### What the task requires
Your task is to restate the data word for word.

[Dataset entries]
+ + + + + + +

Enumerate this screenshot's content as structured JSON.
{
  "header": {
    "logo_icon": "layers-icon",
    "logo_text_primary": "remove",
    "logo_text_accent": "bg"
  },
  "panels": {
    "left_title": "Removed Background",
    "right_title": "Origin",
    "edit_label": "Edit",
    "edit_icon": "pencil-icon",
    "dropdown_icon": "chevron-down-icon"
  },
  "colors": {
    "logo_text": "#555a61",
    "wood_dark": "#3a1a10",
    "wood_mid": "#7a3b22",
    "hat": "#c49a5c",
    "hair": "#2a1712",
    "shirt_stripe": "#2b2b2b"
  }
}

+ + + + + + +

### Solution for this problem
Enumerate this screenshot's content as structured JSON.
{
  "header": {
    "logo_icon": "layers-icon",
    "logo_text_primary": "remove",
    "logo_text_accent": "bg"
  },
  "panels": {
    "left_title": "Removed Background",
    "right_title": "Origin",
    "edit_label": "Edit",
    "edit_icon": "pencil-icon",
    "dropdown_icon": "chevron-down-icon"
  },
  "colors": {
    "logo_text": "#555a61",
    "wood_dark": "#3a1a10",
    "wood_mid": "#7a3b22",
    "hat": "#c49a5c",
    "hair": "#2a1712",
    "shirt_stripe": "#2b2b2b"
  }
}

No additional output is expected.